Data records
• • • • • • •
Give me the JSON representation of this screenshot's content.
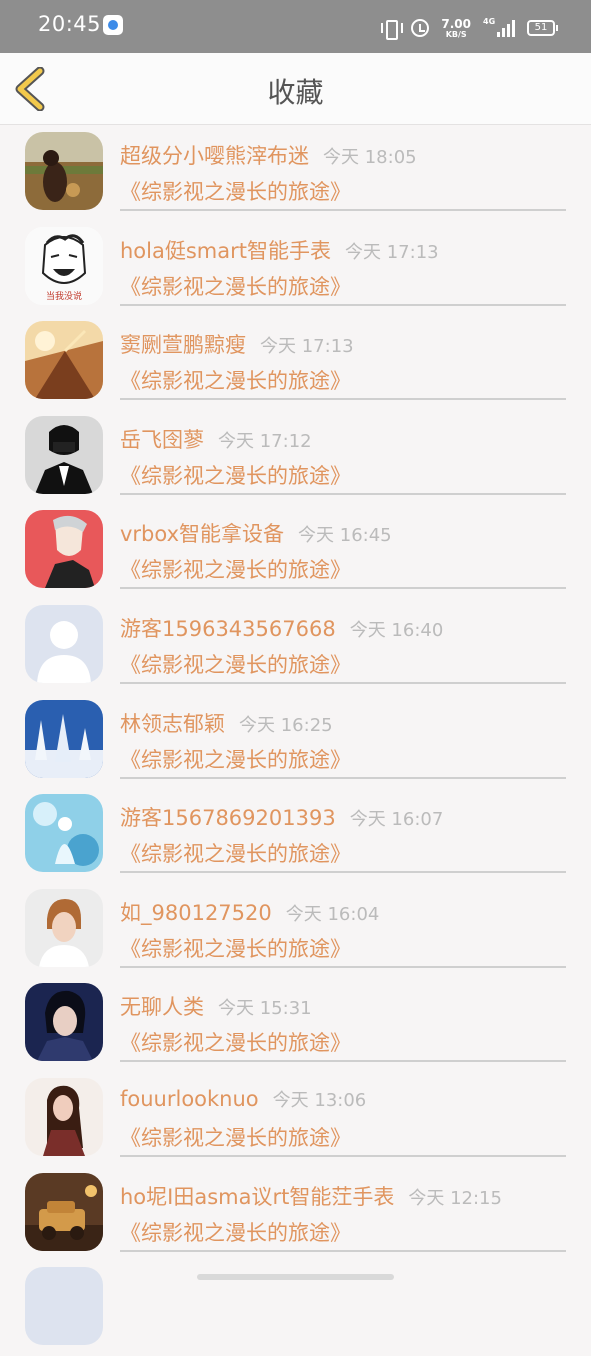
{
  "status_bar": {
    "time": "20:45",
    "net_speed_value": "7.00",
    "net_speed_unit": "KB/S",
    "network": "4G",
    "battery": "51"
  },
  "navbar": {
    "title": "收藏"
  },
  "favorites": [
    {
      "name": "超级分小嘤熊滓布迷",
      "time": "今天 18:05",
      "title": "《综影视之漫长的旅途》",
      "avatar_icon": "avatar-woman-field"
    },
    {
      "name": "hola侹smart智能手表",
      "time": "今天 17:13",
      "title": "《综影视之漫长的旅途》",
      "avatar_icon": "avatar-meme-face",
      "avatar_caption": "当我没说"
    },
    {
      "name": "窦劂萱鹏黥瘦",
      "time": "今天 17:13",
      "title": "《综影视之漫长的旅途》",
      "avatar_icon": "avatar-illustration"
    },
    {
      "name": "岳飞囹蓼",
      "time": "今天 17:12",
      "title": "《综影视之漫长的旅途》",
      "avatar_icon": "avatar-masked-man"
    },
    {
      "name": "vrbox智能拿设备",
      "time": "今天 16:45",
      "title": "《综影视之漫长的旅途》",
      "avatar_icon": "avatar-anime-boy"
    },
    {
      "name": "游客1596343567668",
      "time": "今天 16:40",
      "title": "《综影视之漫长的旅途》",
      "avatar_icon": "avatar-default-person"
    },
    {
      "name": "林领志郁颖",
      "time": "今天 16:25",
      "title": "《综影视之漫长的旅途》",
      "avatar_icon": "avatar-snow-trees"
    },
    {
      "name": "游客1567869201393",
      "time": "今天 16:07",
      "title": "《综影视之漫长的旅途》",
      "avatar_icon": "avatar-blue-fantasy"
    },
    {
      "name": "如_980127520",
      "time": "今天 16:04",
      "title": "《综影视之漫长的旅途》",
      "avatar_icon": "avatar-short-hair-woman"
    },
    {
      "name": "无聊人类",
      "time": "今天 15:31",
      "title": "《综影视之漫长的旅途》",
      "avatar_icon": "avatar-costume-man"
    },
    {
      "name": "fouurlooknuo",
      "time": "今天 13:06",
      "title": "《综影视之漫长的旅途》",
      "avatar_icon": "avatar-long-hair-woman"
    },
    {
      "name": "ho坭I田asma议rt智能茳手表",
      "time": "今天 12:15",
      "title": "《综影视之漫长的旅途》",
      "avatar_icon": "avatar-toy-car"
    }
  ],
  "colors": {
    "status_bar_bg": "#8e8e8e",
    "accent": "#e0955f",
    "back_arrow": "#f2c94c",
    "time_text": "#bbbbbb"
  }
}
• • • • • • •
Find and copy each line above that includes the string "hair".

      "avatar_icon": "avatar-short-hair-woman"
      "avatar_icon": "avatar-long-hair-woman"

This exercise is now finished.